_Aim of the exercise_
Write out, precisely and in full, each line of the material.

--- Begin ---

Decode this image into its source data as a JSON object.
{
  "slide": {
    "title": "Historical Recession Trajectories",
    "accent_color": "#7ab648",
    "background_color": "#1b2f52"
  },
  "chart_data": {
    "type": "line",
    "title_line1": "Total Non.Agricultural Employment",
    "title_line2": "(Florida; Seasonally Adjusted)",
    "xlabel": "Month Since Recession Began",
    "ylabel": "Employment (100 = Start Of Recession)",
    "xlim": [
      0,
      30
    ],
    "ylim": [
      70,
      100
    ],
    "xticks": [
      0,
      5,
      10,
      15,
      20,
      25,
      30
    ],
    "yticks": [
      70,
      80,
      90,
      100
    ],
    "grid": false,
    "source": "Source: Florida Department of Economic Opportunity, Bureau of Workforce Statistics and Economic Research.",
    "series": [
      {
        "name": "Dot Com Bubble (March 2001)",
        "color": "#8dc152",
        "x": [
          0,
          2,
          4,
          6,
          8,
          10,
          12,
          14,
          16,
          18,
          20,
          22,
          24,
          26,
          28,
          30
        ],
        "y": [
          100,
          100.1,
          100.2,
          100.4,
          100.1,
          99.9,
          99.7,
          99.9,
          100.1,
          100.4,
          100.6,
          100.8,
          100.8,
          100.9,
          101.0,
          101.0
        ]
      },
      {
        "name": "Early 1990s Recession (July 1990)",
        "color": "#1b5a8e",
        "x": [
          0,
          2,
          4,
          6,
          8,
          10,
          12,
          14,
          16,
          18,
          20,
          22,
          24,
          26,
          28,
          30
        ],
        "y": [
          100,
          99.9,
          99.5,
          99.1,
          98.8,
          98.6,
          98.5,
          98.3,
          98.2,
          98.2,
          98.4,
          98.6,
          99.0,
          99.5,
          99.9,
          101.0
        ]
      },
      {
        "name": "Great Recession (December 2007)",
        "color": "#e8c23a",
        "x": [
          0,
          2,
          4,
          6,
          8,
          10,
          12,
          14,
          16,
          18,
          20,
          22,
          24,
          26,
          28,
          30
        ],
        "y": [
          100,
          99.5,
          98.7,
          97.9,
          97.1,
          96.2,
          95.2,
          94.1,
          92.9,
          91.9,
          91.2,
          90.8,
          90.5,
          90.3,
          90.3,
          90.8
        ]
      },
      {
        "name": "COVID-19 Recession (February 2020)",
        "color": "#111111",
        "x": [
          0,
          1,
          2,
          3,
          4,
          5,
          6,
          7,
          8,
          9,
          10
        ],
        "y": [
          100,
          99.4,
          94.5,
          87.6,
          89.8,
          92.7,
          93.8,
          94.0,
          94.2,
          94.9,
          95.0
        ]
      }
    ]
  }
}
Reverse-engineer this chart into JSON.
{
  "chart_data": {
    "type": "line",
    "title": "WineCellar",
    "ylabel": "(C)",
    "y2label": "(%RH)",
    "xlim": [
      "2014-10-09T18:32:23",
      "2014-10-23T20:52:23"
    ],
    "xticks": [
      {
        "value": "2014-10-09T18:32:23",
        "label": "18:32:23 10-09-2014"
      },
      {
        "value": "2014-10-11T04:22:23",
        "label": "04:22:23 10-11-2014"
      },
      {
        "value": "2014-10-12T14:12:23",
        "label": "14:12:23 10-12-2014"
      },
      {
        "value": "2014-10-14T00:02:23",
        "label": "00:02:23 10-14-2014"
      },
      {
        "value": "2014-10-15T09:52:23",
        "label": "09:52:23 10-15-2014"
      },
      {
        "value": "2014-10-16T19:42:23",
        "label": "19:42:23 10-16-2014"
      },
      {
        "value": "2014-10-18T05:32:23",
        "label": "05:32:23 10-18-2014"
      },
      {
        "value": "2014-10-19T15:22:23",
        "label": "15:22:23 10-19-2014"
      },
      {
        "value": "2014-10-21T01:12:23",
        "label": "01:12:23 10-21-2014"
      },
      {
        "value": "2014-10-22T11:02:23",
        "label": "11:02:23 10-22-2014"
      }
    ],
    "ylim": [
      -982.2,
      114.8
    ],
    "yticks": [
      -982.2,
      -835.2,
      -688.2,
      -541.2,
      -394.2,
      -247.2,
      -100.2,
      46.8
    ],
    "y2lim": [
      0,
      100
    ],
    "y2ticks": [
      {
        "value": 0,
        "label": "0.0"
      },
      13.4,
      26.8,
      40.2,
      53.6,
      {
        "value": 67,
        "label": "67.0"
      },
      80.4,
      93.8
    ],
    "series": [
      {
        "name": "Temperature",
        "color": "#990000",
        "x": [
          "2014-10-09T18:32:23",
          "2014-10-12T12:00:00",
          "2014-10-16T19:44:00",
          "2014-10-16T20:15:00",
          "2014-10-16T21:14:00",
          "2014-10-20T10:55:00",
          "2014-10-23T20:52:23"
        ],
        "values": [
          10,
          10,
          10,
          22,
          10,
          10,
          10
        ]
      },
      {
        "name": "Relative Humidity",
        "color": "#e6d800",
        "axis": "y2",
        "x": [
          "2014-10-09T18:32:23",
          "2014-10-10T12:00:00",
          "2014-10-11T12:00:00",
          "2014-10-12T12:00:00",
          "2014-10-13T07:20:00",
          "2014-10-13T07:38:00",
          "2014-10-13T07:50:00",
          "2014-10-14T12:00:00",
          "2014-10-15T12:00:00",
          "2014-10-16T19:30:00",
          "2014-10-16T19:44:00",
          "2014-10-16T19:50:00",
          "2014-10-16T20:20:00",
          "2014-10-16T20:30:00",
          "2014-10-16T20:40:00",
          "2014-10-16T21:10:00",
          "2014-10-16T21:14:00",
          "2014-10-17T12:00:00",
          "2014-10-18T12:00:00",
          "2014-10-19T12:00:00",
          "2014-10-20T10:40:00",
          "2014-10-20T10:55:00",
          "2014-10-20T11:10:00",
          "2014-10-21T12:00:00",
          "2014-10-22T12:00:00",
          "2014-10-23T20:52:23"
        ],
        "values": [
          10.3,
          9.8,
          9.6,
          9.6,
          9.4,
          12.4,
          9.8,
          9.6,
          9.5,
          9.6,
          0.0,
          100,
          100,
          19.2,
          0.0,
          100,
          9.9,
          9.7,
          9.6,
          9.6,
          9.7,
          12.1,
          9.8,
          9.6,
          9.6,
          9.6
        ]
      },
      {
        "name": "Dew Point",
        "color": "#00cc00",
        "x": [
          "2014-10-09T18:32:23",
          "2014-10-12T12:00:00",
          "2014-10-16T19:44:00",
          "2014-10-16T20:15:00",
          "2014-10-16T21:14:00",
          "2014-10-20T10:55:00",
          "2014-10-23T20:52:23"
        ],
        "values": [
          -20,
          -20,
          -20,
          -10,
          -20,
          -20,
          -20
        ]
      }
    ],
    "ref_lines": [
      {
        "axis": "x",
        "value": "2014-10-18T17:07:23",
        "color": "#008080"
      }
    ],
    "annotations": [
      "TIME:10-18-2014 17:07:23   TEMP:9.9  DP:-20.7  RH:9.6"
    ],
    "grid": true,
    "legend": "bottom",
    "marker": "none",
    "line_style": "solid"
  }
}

--- End ---

_Solution below_
Decode this image into its source data as a JSON object.
{
  "slide": {
    "title": "Historical Recession Trajectories",
    "accent_color": "#7ab648",
    "background_color": "#1b2f52"
  },
  "chart_data": {
    "type": "line",
    "title_line1": "Total Non.Agricultural Employment",
    "title_line2": "(Florida; Seasonally Adjusted)",
    "xlabel": "Month Since Recession Began",
    "ylabel": "Employment (100 = Start Of Recession)",
    "xlim": [
      0,
      30
    ],
    "ylim": [
      70,
      100
    ],
    "xticks": [
      0,
      5,
      10,
      15,
      20,
      25,
      30
    ],
    "yticks": [
      70,
      80,
      90,
      100
    ],
    "grid": false,
    "source": "Source: Florida Department of Economic Opportunity, Bureau of Workforce Statistics and Economic Research.",
    "series": [
      {
        "name": "Dot Com Bubble (March 2001)",
        "color": "#8dc152",
        "x": [
          0,
          2,
          4,
          6,
          8,
          10,
          12,
          14,
          16,
          18,
          20,
          22,
          24,
          26,
          28,
          30
        ],
        "y": [
          100,
          100.1,
          100.2,
          100.4,
          100.1,
          99.9,
          99.7,
          99.9,
          100.1,
          100.4,
          100.6,
          100.8,
          100.8,
          100.9,
          101.0,
          101.0
        ]
      },
      {
        "name": "Early 1990s Recession (July 1990)",
        "color": "#1b5a8e",
        "x": [
          0,
          2,
          4,
          6,
          8,
          10,
          12,
          14,
          16,
          18,
          20,
          22,
          24,
          26,
          28,
          30
        ],
        "y": [
          100,
          99.9,
          99.5,
          99.1,
          98.8,
          98.6,
          98.5,
          98.3,
          98.2,
          98.2,
          98.4,
          98.6,
          99.0,
          99.5,
          99.9,
          101.0
        ]
      },
      {
        "name": "Great Recession (December 2007)",
        "color": "#e8c23a",
        "x": [
          0,
          2,
          4,
          6,
          8,
          10,
          12,
          14,
          16,
          18,
          20,
          22,
          24,
          26,
          28,
          30
        ],
        "y": [
          100,
          99.5,
          98.7,
          97.9,
          97.1,
          96.2,
          95.2,
          94.1,
          92.9,
          91.9,
          91.2,
          90.8,
          90.5,
          90.3,
          90.3,
          90.8
        ]
      },
      {
        "name": "COVID-19 Recession (February 2020)",
        "color": "#111111",
        "x": [
          0,
          1,
          2,
          3,
          4,
          5,
          6,
          7,
          8,
          9,
          10
        ],
        "y": [
          100,
          99.4,
          94.5,
          87.6,
          89.8,
          92.7,
          93.8,
          94.0,
          94.2,
          94.9,
          95.0
        ]
      }
    ]
  }
}
Reverse-engineer this chart into JSON.
{
  "chart_data": {
    "type": "line",
    "title": "WineCellar",
    "ylabel": "(C)",
    "y2label": "(%RH)",
    "xlim": [
      "2014-10-09T18:32:23",
      "2014-10-23T20:52:23"
    ],
    "xticks": [
      {
        "value": "2014-10-09T18:32:23",
        "label": "18:32:23 10-09-2014"
      },
      {
        "value": "2014-10-11T04:22:23",
        "label": "04:22:23 10-11-2014"
      },
      {
        "value": "2014-10-12T14:12:23",
        "label": "14:12:23 10-12-2014"
      },
      {
        "value": "2014-10-14T00:02:23",
        "label": "00:02:23 10-14-2014"
      },
      {
        "value": "2014-10-15T09:52:23",
        "label": "09:52:23 10-15-2014"
      },
      {
        "value": "2014-10-16T19:42:23",
        "label": "19:42:23 10-16-2014"
      },
      {
        "value": "2014-10-18T05:32:23",
        "label": "05:32:23 10-18-2014"
      },
      {
        "value": "2014-10-19T15:22:23",
        "label": "15:22:23 10-19-2014"
      },
      {
        "value": "2014-10-21T01:12:23",
        "label": "01:12:23 10-21-2014"
      },
      {
        "value": "2014-10-22T11:02:23",
        "label": "11:02:23 10-22-2014"
      }
    ],
    "ylim": [
      -982.2,
      114.8
    ],
    "yticks": [
      -982.2,
      -835.2,
      -688.2,
      -541.2,
      -394.2,
      -247.2,
      -100.2,
      46.8
    ],
    "y2lim": [
      0,
      100
    ],
    "y2ticks": [
      {
        "value": 0,
        "label": "0.0"
      },
      13.4,
      26.8,
      40.2,
      53.6,
      {
        "value": 67,
        "label": "67.0"
      },
      80.4,
      93.8
    ],
    "series": [
      {
        "name": "Temperature",
        "color": "#990000",
        "x": [
          "2014-10-09T18:32:23",
          "2014-10-12T12:00:00",
          "2014-10-16T19:44:00",
          "2014-10-16T20:15:00",
          "2014-10-16T21:14:00",
          "2014-10-20T10:55:00",
          "2014-10-23T20:52:23"
        ],
        "values": [
          10,
          10,
          10,
          22,
          10,
          10,
          10
        ]
      },
      {
        "name": "Relative Humidity",
        "color": "#e6d800",
        "axis": "y2",
        "x": [
          "2014-10-09T18:32:23",
          "2014-10-10T12:00:00",
          "2014-10-11T12:00:00",
          "2014-10-12T12:00:00",
          "2014-10-13T07:20:00",
          "2014-10-13T07:38:00",
          "2014-10-13T07:50:00",
          "2014-10-14T12:00:00",
          "2014-10-15T12:00:00",
          "2014-10-16T19:30:00",
          "2014-10-16T19:44:00",
          "2014-10-16T19:50:00",
          "2014-10-16T20:20:00",
          "2014-10-16T20:30:00",
          "2014-10-16T20:40:00",
          "2014-10-16T21:10:00",
          "2014-10-16T21:14:00",
          "2014-10-17T12:00:00",
          "2014-10-18T12:00:00",
          "2014-10-19T12:00:00",
          "2014-10-20T10:40:00",
          "2014-10-20T10:55:00",
          "2014-10-20T11:10:00",
          "2014-10-21T12:00:00",
          "2014-10-22T12:00:00",
          "2014-10-23T20:52:23"
        ],
        "values": [
          10.3,
          9.8,
          9.6,
          9.6,
          9.4,
          12.4,
          9.8,
          9.6,
          9.5,
          9.6,
          0.0,
          100,
          100,
          19.2,
          0.0,
          100,
          9.9,
          9.7,
          9.6,
          9.6,
          9.7,
          12.1,
          9.8,
          9.6,
          9.6,
          9.6
        ]
      },
      {
        "name": "Dew Point",
        "color": "#00cc00",
        "x": [
          "2014-10-09T18:32:23",
          "2014-10-12T12:00:00",
          "2014-10-16T19:44:00",
          "2014-10-16T20:15:00",
          "2014-10-16T21:14:00",
          "2014-10-20T10:55:00",
          "2014-10-23T20:52:23"
        ],
        "values": [
          -20,
          -20,
          -20,
          -10,
          -20,
          -20,
          -20
        ]
      }
    ],
    "ref_lines": [
      {
        "axis": "x",
        "value": "2014-10-18T17:07:23",
        "color": "#008080"
      }
    ],
    "annotations": [
      "TIME:10-18-2014 17:07:23   TEMP:9.9  DP:-20.7  RH:9.6"
    ],
    "grid": true,
    "legend": "bottom",
    "marker": "none",
    "line_style": "solid"
  }
}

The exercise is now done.